◆ OBIETTIVI:
a: Riproduci fedelmente la parte del brano sull'antimafia compresa tra "Dopo il saluto" e "Palermo, Mario Conte.", estremi inclusi.
b: Porta avanti il brano sull'antimafia, riprendendo subito dopo la sua ultima frase.

____ BRANO PROPOSTO

Dopo il saluto di Elia Minari, coordinatore dell’associazione Cortocircuito, che ha ricordato come la repressione della mafia dei “colletti bianchi” necessiti di norme e strumenti ogni giorno più raffinati la manifestazione è entrata nel vivo. Fra i relatori, oltre al procuratore aggiunti di Reggio Calabria ed ai due sostituti procuratori di Palermo, anche il presidente della Provincia, Giammaria Manghi, il sindaco di Reggio Emilia, Luca Vecchi, e il consigliere della Corte d’appello di Palermo, Mario Conte.
Nicaso, scrittore e studioso di mafie, ha ricordato come “la storia delle mafie sia una storia di violenza di relazioni e di patologia del potere, e dunque anche di trattative con la classe dirigente come si conviene a un fenomeno reazionario e non rivoluzionario, che sta dalla parte dei forti e dei ricchi”. “Purtroppo anche l’antimafia risponde a logiche di potere - ha continuato - E' auspicabile l’abolizione delle correnti nel Consiglio superiore della magistratura, perché troppo spesso si è sacrificato il valore di tanti giudici sull’altare delle appartenenze e gli uomini liberi, senza legami, fanno purtroppo fatica ad emergere”. In quanto al tema del dibattito, “la nostra legislazione antimafia è una legislazione d’emergenza, nata sull’onda emotiva di stragi e attentati, è ampiamente migliorabile, ma è comunque meglio del nulla prodotto da un’Europa in cui credevo, ma che mi ha profondamente deluso dopo aver visto che a Bruxelles, due anni di impegno mio, di Gratteri e di tanti altri, non hanno prodotto il minimo risultato…”.

Europa miope
Non usa mezzi termini Nicola Gratteri quando deve affrontare il tema. Così è emerso che dal punto di vista dell’attività mafiosa, l’Europa è messa peggio dell’Italia. Perché è una “grande prateria senza controllo”. “All'interno di questa chiunque può pascolare - sostiene il magistrato - dove non c’è controllo del territorio e la polizia giudiziaria è di non grande livello, specie in confronto a quella italiana che è la migliore al mondo perché ancora incentrata sulla cultura dell’investigazione, mentre altrove gli investigatori preferiscono fare i compratori di notizie”. Secondo il pm di Reggio Calabria, dunque, l'Europa “è piena di mafiosi che vendono cocaina e con quei soldi sporchi acquistano tutto ciò che è in vendita. Sono in Germania, Belgio, Olanda, Francia, Portogallo e Svizzera, non spargono sangue e non creano allarme sociale e per loro è più facile operare, perché non esistono una Procura federale e una legislazione antimafia in un’Europa che è solo bancaria e monetaria, priva di una politica comune che si preoccupi di sicurezza”. Allo stesso modo, attacca il procuratore, “i politici europei non si interessano della mafia, perché l’opinione pubblica non è informata e non protesta, se non quando la ‘ndrangheta commette errori come la strage di Duisburg, non ammettono di avere le mafie per non scoraggiare gli investitori”.

________
____ MATERIALE FORNITO

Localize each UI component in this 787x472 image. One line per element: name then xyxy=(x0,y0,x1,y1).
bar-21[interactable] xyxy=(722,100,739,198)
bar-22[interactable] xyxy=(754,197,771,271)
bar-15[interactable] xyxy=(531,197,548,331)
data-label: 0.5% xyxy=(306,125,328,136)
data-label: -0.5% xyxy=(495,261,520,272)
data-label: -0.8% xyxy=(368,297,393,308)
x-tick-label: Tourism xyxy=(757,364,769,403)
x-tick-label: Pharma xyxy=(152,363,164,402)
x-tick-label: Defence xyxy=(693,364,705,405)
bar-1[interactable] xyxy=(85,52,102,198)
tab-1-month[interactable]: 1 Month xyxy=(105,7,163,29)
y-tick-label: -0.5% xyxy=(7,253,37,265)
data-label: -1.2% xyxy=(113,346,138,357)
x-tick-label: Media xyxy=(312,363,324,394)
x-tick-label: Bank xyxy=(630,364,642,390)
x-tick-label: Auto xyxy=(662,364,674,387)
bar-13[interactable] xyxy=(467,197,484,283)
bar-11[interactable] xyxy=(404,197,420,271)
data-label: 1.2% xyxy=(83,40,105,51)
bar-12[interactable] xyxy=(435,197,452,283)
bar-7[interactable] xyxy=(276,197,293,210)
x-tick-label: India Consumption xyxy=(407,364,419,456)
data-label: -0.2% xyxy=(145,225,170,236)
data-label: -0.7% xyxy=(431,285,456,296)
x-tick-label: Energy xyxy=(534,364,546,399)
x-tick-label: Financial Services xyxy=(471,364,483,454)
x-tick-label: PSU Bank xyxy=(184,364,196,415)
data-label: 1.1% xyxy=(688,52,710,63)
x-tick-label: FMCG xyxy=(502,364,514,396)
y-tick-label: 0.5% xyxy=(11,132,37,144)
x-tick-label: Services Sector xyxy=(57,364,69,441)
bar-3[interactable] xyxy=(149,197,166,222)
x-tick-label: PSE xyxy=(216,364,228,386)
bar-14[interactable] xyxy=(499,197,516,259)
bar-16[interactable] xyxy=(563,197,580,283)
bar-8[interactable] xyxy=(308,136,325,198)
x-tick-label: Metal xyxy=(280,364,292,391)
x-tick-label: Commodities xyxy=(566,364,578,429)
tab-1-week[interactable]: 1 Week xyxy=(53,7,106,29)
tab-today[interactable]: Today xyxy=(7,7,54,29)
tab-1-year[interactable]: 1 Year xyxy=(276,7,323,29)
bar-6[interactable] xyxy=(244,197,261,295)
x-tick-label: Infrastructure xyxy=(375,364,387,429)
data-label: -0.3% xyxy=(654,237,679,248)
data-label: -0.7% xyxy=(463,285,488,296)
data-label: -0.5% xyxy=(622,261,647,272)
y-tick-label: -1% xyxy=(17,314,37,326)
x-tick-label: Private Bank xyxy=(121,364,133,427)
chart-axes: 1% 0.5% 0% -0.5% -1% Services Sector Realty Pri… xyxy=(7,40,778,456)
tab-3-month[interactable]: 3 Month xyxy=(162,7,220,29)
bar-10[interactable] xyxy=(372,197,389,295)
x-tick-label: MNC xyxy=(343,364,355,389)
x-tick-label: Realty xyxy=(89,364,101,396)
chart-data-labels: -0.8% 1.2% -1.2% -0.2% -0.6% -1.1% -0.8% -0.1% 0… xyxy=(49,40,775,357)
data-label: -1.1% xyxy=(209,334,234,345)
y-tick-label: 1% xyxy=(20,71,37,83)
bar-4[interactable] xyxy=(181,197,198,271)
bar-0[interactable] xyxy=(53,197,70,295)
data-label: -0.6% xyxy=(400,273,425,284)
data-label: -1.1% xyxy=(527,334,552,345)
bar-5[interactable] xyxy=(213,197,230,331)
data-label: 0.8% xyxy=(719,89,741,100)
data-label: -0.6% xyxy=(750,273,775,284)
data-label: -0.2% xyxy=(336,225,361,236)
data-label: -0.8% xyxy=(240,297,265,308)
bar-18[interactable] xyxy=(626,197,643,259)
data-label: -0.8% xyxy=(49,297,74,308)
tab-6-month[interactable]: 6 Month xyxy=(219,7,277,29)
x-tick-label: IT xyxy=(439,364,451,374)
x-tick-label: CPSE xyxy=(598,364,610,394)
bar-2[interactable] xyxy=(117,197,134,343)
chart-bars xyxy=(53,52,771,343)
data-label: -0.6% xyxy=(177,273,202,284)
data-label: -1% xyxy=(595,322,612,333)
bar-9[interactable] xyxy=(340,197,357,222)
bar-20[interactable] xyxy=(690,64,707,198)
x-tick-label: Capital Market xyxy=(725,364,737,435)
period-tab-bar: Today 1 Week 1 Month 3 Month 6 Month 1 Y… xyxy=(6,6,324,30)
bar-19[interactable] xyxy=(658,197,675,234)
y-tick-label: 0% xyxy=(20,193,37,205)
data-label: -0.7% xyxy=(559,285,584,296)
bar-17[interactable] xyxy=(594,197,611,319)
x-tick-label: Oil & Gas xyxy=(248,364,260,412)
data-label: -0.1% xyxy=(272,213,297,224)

________

◆ RISPOSTE:
a:
Dopo il saluto di Elia Minari, coordinatore dell’associazione Cortocircuito, che ha ricordato come la repressione della mafia dei “colletti bianchi” necessiti di norme e strumenti ogni giorno più raffinati la manifestazione è entrata nel vivo. Fra i relatori, oltre al procuratore aggiunti di Reggio Calabria ed ai due sostituti procuratori di Palermo, anche il presidente della Provincia, Giammaria Manghi, il sindaco di Reggio Emilia, Luca Vecchi, e il consigliere della Corte d’appello di Palermo, Mario Conte.

b:
Secondo il pm Francesco Del Bene “in Europa siamo all’anno zero nel contrasto alle mafie e purtroppo gli ultimi gravissimi attentati terroristici porteranno ad abbandonare molte indagini, che in Italia hanno invece raggiunto livelli eccellenti”.
“L’impegno della politica, in Italia, si nota e non si nota - ha aggiunto uno dei pm che indaga sulla trattativa Stato-mafia - le leggi approvate, anche se buone, spesso in realtà comportano solo problemi a investigatori prima e ai giudici poi. Speravo che il Governo Renzi nominasse Gratteri ministro, perché è un magistrato conosce la realtà dei problemi e soprattutto i rimedi per affrontare la criminalità”.

Disattenzione mediatica
Del Bene ha anche espresso un proprio parere sull'intervista al figlio di Riina andata in onda su “Porta a Porta”. “Un obbrobrio sulla tivù Stato, che mi ha indignato non tanto per per quanto detto dal figlio del boss, ma per l’atteggiamento della stampa che non ha incalzato adeguatamente l’interlocutore”. E proprio per rimarcare lo scandalo di certo giornalismo il pm ha anche ricordato l’esempio di Mauro Rostagno, il giornalista “torinese figlio di operai ucciso dalla mafia nel 1988, che ha dimostrato un coraggio tremendo, specie se raffrontato con i troppi giornalisti oggi proni al sistema politico e a agli indagati”. Una critica, inoltre anche per l'informazione in generale che dimostra “un'attenzione pari a zero della stampa nei confronti dei processi di mafia”.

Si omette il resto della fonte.